Read the data and repeat it in full, exactly.

** Start **

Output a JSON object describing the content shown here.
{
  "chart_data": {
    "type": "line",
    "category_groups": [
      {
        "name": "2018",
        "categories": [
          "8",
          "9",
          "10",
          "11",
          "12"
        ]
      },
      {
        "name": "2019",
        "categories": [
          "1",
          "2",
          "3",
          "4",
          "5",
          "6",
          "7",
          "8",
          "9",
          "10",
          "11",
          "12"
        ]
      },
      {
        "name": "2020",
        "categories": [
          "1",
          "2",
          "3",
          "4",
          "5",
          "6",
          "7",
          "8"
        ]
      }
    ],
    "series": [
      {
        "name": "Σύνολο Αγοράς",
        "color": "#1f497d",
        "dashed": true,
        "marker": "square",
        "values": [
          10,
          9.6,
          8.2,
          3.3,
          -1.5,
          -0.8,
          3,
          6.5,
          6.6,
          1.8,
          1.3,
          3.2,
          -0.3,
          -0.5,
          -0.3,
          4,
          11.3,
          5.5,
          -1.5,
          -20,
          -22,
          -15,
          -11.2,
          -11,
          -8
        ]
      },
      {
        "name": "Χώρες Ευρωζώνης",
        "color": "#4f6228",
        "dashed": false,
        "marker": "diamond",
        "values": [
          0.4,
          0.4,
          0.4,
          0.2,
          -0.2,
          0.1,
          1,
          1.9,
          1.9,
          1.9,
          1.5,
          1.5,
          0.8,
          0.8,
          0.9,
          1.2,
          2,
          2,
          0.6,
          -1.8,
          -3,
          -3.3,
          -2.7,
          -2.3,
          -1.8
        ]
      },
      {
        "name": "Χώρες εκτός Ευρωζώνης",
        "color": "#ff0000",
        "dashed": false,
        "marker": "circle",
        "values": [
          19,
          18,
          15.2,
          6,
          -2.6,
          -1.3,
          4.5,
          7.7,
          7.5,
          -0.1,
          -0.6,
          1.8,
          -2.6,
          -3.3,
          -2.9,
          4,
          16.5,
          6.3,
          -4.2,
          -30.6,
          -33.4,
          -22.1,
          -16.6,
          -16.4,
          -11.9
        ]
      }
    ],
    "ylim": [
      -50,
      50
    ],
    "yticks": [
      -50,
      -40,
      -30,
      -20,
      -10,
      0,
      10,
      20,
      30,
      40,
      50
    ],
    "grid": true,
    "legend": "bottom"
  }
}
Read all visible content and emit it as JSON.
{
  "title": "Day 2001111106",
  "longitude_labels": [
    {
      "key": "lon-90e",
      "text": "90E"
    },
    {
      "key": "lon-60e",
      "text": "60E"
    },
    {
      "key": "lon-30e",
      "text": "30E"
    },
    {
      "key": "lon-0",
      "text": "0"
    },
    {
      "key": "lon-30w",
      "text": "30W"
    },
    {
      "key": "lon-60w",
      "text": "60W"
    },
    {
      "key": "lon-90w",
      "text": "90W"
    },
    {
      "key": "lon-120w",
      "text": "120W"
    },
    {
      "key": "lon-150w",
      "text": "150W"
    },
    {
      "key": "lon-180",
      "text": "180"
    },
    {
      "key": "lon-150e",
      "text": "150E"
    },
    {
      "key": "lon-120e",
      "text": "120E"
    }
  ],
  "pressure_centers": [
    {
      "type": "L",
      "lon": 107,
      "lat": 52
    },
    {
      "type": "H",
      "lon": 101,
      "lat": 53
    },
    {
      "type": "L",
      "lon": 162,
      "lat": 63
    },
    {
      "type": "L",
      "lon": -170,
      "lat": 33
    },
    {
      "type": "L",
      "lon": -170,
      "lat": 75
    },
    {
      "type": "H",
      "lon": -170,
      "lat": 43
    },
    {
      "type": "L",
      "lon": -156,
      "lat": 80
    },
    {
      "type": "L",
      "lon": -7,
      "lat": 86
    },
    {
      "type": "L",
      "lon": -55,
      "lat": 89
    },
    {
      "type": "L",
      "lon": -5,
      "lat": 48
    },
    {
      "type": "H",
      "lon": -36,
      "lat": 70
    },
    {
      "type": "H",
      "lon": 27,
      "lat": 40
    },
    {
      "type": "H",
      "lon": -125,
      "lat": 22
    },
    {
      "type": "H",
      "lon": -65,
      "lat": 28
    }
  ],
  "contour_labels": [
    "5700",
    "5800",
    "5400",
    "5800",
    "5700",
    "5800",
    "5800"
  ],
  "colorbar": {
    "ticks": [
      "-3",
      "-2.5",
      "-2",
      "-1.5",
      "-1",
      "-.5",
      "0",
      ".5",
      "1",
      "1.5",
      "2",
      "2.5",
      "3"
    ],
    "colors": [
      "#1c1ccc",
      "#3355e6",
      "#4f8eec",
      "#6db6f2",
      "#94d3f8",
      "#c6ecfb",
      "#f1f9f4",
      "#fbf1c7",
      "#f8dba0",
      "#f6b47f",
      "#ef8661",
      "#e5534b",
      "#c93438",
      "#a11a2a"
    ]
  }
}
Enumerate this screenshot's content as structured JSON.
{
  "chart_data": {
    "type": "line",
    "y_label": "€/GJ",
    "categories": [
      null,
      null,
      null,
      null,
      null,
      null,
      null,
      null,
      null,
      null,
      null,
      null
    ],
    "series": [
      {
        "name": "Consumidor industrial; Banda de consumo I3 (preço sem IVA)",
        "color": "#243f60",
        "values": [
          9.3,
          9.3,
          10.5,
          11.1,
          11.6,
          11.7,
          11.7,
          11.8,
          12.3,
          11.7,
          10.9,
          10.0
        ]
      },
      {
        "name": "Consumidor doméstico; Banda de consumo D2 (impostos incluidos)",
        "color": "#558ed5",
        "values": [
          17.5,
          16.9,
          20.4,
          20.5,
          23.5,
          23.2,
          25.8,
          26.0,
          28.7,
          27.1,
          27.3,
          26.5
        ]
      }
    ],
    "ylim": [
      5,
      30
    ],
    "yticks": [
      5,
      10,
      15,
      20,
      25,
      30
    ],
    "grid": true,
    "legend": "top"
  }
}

** End **

### Complete response
Output a JSON object describing the content shown here.
{
  "chart_data": {
    "type": "line",
    "category_groups": [
      {
        "name": "2018",
        "categories": [
          "8",
          "9",
          "10",
          "11",
          "12"
        ]
      },
      {
        "name": "2019",
        "categories": [
          "1",
          "2",
          "3",
          "4",
          "5",
          "6",
          "7",
          "8",
          "9",
          "10",
          "11",
          "12"
        ]
      },
      {
        "name": "2020",
        "categories": [
          "1",
          "2",
          "3",
          "4",
          "5",
          "6",
          "7",
          "8"
        ]
      }
    ],
    "series": [
      {
        "name": "Σύνολο Αγοράς",
        "color": "#1f497d",
        "dashed": true,
        "marker": "square",
        "values": [
          10,
          9.6,
          8.2,
          3.3,
          -1.5,
          -0.8,
          3,
          6.5,
          6.6,
          1.8,
          1.3,
          3.2,
          -0.3,
          -0.5,
          -0.3,
          4,
          11.3,
          5.5,
          -1.5,
          -20,
          -22,
          -15,
          -11.2,
          -11,
          -8
        ]
      },
      {
        "name": "Χώρες Ευρωζώνης",
        "color": "#4f6228",
        "dashed": false,
        "marker": "diamond",
        "values": [
          0.4,
          0.4,
          0.4,
          0.2,
          -0.2,
          0.1,
          1,
          1.9,
          1.9,
          1.9,
          1.5,
          1.5,
          0.8,
          0.8,
          0.9,
          1.2,
          2,
          2,
          0.6,
          -1.8,
          -3,
          -3.3,
          -2.7,
          -2.3,
          -1.8
        ]
      },
      {
        "name": "Χώρες εκτός Ευρωζώνης",
        "color": "#ff0000",
        "dashed": false,
        "marker": "circle",
        "values": [
          19,
          18,
          15.2,
          6,
          -2.6,
          -1.3,
          4.5,
          7.7,
          7.5,
          -0.1,
          -0.6,
          1.8,
          -2.6,
          -3.3,
          -2.9,
          4,
          16.5,
          6.3,
          -4.2,
          -30.6,
          -33.4,
          -22.1,
          -16.6,
          -16.4,
          -11.9
        ]
      }
    ],
    "ylim": [
      -50,
      50
    ],
    "yticks": [
      -50,
      -40,
      -30,
      -20,
      -10,
      0,
      10,
      20,
      30,
      40,
      50
    ],
    "grid": true,
    "legend": "bottom"
  }
}
Read all visible content and emit it as JSON.
{
  "title": "Day 2001111106",
  "longitude_labels": [
    {
      "key": "lon-90e",
      "text": "90E"
    },
    {
      "key": "lon-60e",
      "text": "60E"
    },
    {
      "key": "lon-30e",
      "text": "30E"
    },
    {
      "key": "lon-0",
      "text": "0"
    },
    {
      "key": "lon-30w",
      "text": "30W"
    },
    {
      "key": "lon-60w",
      "text": "60W"
    },
    {
      "key": "lon-90w",
      "text": "90W"
    },
    {
      "key": "lon-120w",
      "text": "120W"
    },
    {
      "key": "lon-150w",
      "text": "150W"
    },
    {
      "key": "lon-180",
      "text": "180"
    },
    {
      "key": "lon-150e",
      "text": "150E"
    },
    {
      "key": "lon-120e",
      "text": "120E"
    }
  ],
  "pressure_centers": [
    {
      "type": "L",
      "lon": 107,
      "lat": 52
    },
    {
      "type": "H",
      "lon": 101,
      "lat": 53
    },
    {
      "type": "L",
      "lon": 162,
      "lat": 63
    },
    {
      "type": "L",
      "lon": -170,
      "lat": 33
    },
    {
      "type": "L",
      "lon": -170,
      "lat": 75
    },
    {
      "type": "H",
      "lon": -170,
      "lat": 43
    },
    {
      "type": "L",
      "lon": -156,
      "lat": 80
    },
    {
      "type": "L",
      "lon": -7,
      "lat": 86
    },
    {
      "type": "L",
      "lon": -55,
      "lat": 89
    },
    {
      "type": "L",
      "lon": -5,
      "lat": 48
    },
    {
      "type": "H",
      "lon": -36,
      "lat": 70
    },
    {
      "type": "H",
      "lon": 27,
      "lat": 40
    },
    {
      "type": "H",
      "lon": -125,
      "lat": 22
    },
    {
      "type": "H",
      "lon": -65,
      "lat": 28
    }
  ],
  "contour_labels": [
    "5700",
    "5800",
    "5400",
    "5800",
    "5700",
    "5800",
    "5800"
  ],
  "colorbar": {
    "ticks": [
      "-3",
      "-2.5",
      "-2",
      "-1.5",
      "-1",
      "-.5",
      "0",
      ".5",
      "1",
      "1.5",
      "2",
      "2.5",
      "3"
    ],
    "colors": [
      "#1c1ccc",
      "#3355e6",
      "#4f8eec",
      "#6db6f2",
      "#94d3f8",
      "#c6ecfb",
      "#f1f9f4",
      "#fbf1c7",
      "#f8dba0",
      "#f6b47f",
      "#ef8661",
      "#e5534b",
      "#c93438",
      "#a11a2a"
    ]
  }
}
Enumerate this screenshot's content as structured JSON.
{
  "chart_data": {
    "type": "line",
    "y_label": "€/GJ",
    "categories": [
      null,
      null,
      null,
      null,
      null,
      null,
      null,
      null,
      null,
      null,
      null,
      null
    ],
    "series": [
      {
        "name": "Consumidor industrial; Banda de consumo I3 (preço sem IVA)",
        "color": "#243f60",
        "values": [
          9.3,
          9.3,
          10.5,
          11.1,
          11.6,
          11.7,
          11.7,
          11.8,
          12.3,
          11.7,
          10.9,
          10.0
        ]
      },
      {
        "name": "Consumidor doméstico; Banda de consumo D2 (impostos incluidos)",
        "color": "#558ed5",
        "values": [
          17.5,
          16.9,
          20.4,
          20.5,
          23.5,
          23.2,
          25.8,
          26.0,
          28.7,
          27.1,
          27.3,
          26.5
        ]
      }
    ],
    "ylim": [
      5,
      30
    ],
    "yticks": [
      5,
      10,
      15,
      20,
      25,
      30
    ],
    "grid": true,
    "legend": "top"
  }
}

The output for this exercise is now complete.